◆ What needs to be done
Copy out the records precisely, omitting pictures.

[Dataset items]
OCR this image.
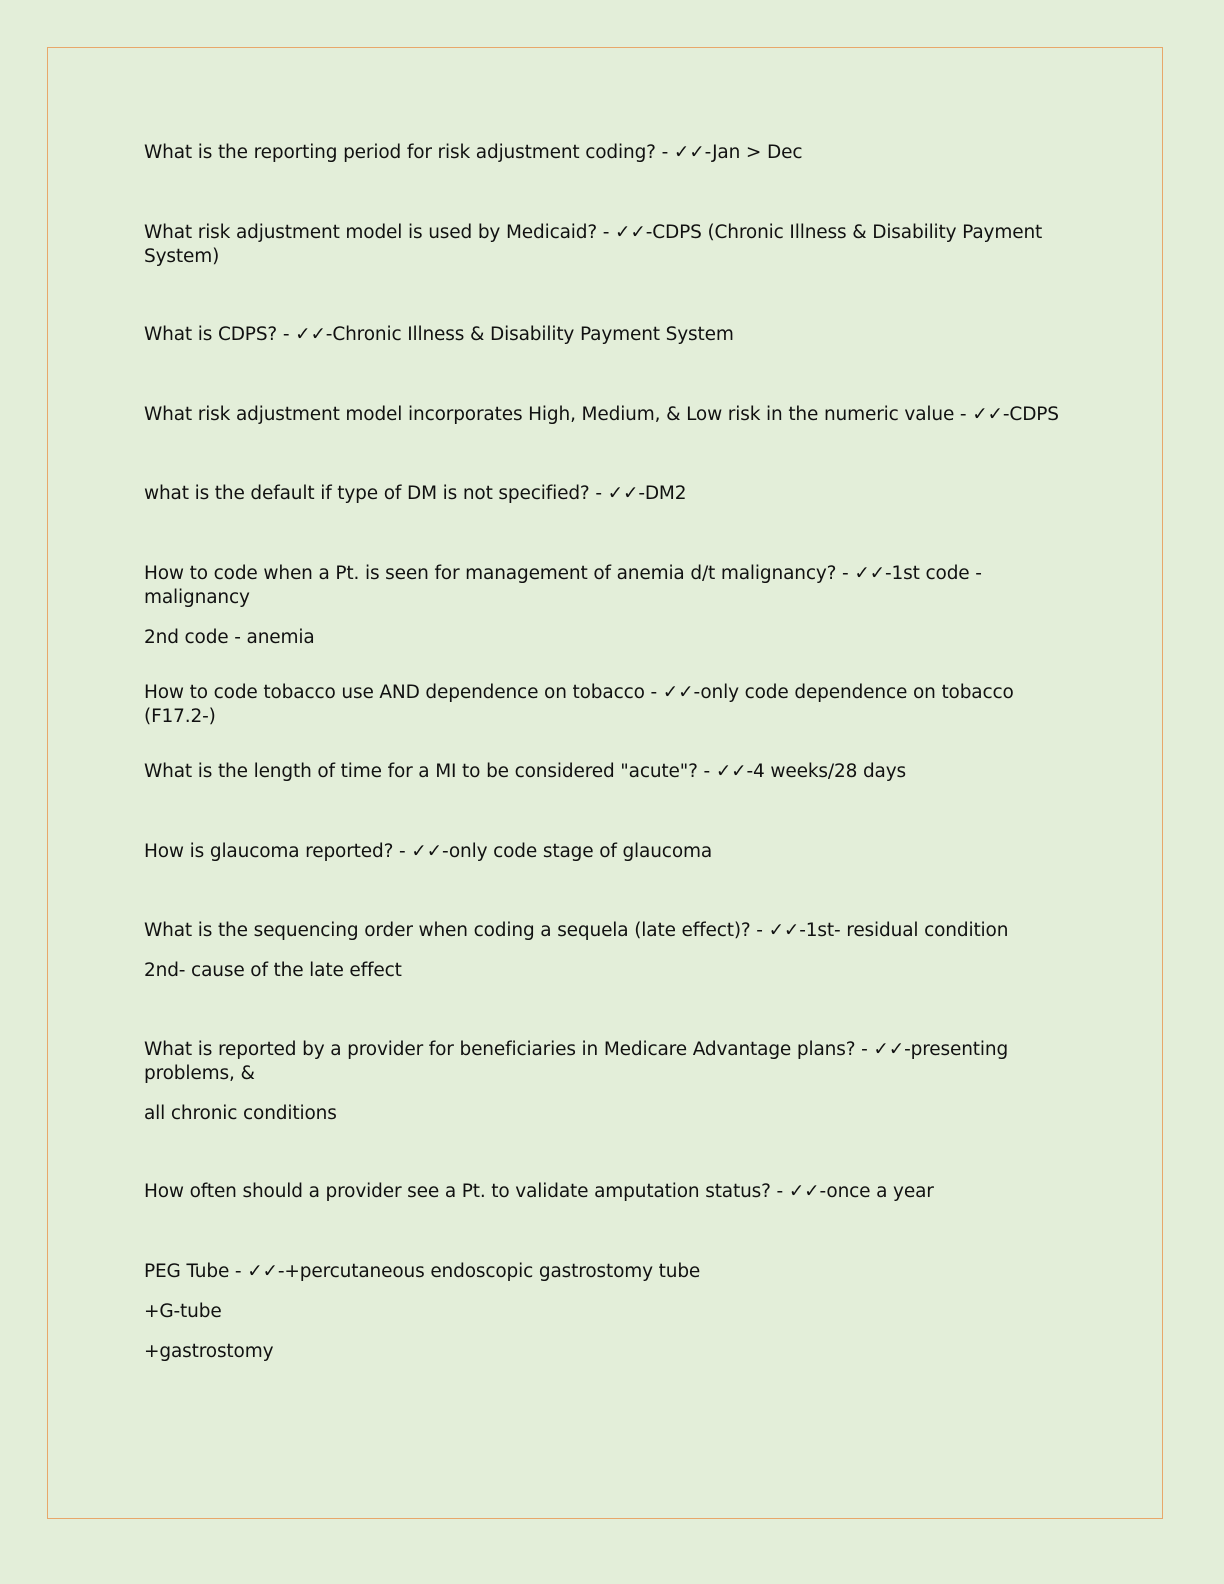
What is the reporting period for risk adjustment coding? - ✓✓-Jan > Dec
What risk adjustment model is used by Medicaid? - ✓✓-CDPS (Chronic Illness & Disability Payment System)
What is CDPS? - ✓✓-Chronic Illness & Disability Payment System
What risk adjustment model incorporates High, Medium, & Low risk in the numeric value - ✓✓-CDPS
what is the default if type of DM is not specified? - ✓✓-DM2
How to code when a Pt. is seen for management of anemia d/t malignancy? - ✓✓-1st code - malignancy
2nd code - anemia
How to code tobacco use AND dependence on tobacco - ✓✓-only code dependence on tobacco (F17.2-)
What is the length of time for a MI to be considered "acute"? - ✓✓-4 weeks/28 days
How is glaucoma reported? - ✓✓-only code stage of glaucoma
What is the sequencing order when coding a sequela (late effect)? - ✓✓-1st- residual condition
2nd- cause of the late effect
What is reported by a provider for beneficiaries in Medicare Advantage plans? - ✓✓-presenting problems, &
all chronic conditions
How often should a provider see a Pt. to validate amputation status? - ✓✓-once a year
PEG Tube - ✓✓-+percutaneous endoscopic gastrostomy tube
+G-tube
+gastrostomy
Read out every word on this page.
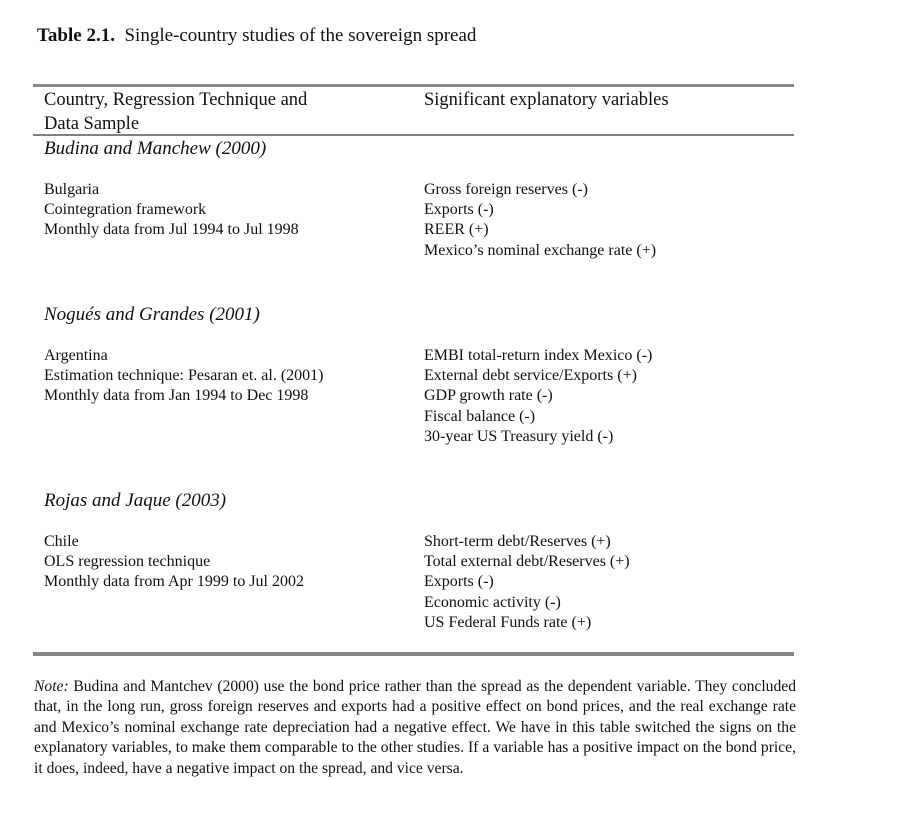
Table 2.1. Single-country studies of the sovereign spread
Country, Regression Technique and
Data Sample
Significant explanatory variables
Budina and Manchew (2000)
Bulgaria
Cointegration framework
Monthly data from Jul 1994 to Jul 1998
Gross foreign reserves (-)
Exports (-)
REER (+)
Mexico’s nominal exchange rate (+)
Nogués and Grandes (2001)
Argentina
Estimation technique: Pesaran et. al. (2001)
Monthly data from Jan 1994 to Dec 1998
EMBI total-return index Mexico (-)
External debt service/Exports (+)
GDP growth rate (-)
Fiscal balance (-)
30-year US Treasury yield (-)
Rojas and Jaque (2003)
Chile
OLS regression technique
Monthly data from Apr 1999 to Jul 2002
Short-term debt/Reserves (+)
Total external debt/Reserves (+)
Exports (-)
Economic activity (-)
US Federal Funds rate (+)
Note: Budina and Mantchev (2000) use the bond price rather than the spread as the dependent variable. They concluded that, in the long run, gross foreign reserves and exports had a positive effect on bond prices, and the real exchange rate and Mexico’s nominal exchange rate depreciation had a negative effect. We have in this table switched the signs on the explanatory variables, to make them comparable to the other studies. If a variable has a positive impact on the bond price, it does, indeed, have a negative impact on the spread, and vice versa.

◆ Solution
OCR this image.
What is the reporting period for risk adjustment coding? - ✓✓-Jan > Dec
What risk adjustment model is used by Medicaid? - ✓✓-CDPS (Chronic Illness & Disability Payment System)
What is CDPS? - ✓✓-Chronic Illness & Disability Payment System
What risk adjustment model incorporates High, Medium, & Low risk in the numeric value - ✓✓-CDPS
what is the default if type of DM is not specified? - ✓✓-DM2
How to code when a Pt. is seen for management of anemia d/t malignancy? - ✓✓-1st code - malignancy
2nd code - anemia
How to code tobacco use AND dependence on tobacco - ✓✓-only code dependence on tobacco (F17.2-)
What is the length of time for a MI to be considered "acute"? - ✓✓-4 weeks/28 days
How is glaucoma reported? - ✓✓-only code stage of glaucoma
What is the sequencing order when coding a sequela (late effect)? - ✓✓-1st- residual condition
2nd- cause of the late effect
What is reported by a provider for beneficiaries in Medicare Advantage plans? - ✓✓-presenting problems, &
all chronic conditions
How often should a provider see a Pt. to validate amputation status? - ✓✓-once a year
PEG Tube - ✓✓-+percutaneous endoscopic gastrostomy tube
+G-tube
+gastrostomy
Read out every word on this page.
Table 2.1. Single-country studies of the sovereign spread
Country, Regression Technique and
Data Sample
Significant explanatory variables
Budina and Manchew (2000)
Bulgaria
Cointegration framework
Monthly data from Jul 1994 to Jul 1998
Gross foreign reserves (-)
Exports (-)
REER (+)
Mexico’s nominal exchange rate (+)
Nogués and Grandes (2001)
Argentina
Estimation technique: Pesaran et. al. (2001)
Monthly data from Jan 1994 to Dec 1998
EMBI total-return index Mexico (-)
External debt service/Exports (+)
GDP growth rate (-)
Fiscal balance (-)
30-year US Treasury yield (-)
Rojas and Jaque (2003)
Chile
OLS regression technique
Monthly data from Apr 1999 to Jul 2002
Short-term debt/Reserves (+)
Total external debt/Reserves (+)
Exports (-)
Economic activity (-)
US Federal Funds rate (+)
Note: Budina and Mantchev (2000) use the bond price rather than the spread as the dependent variable. They concluded that, in the long run, gross foreign reserves and exports had a positive effect on bond prices, and the real exchange rate and Mexico’s nominal exchange rate depreciation had a negative effect. We have in this table switched the signs on the explanatory variables, to make them comparable to the other studies. If a variable has a positive impact on the bond price, it does, indeed, have a negative impact on the spread, and vice versa.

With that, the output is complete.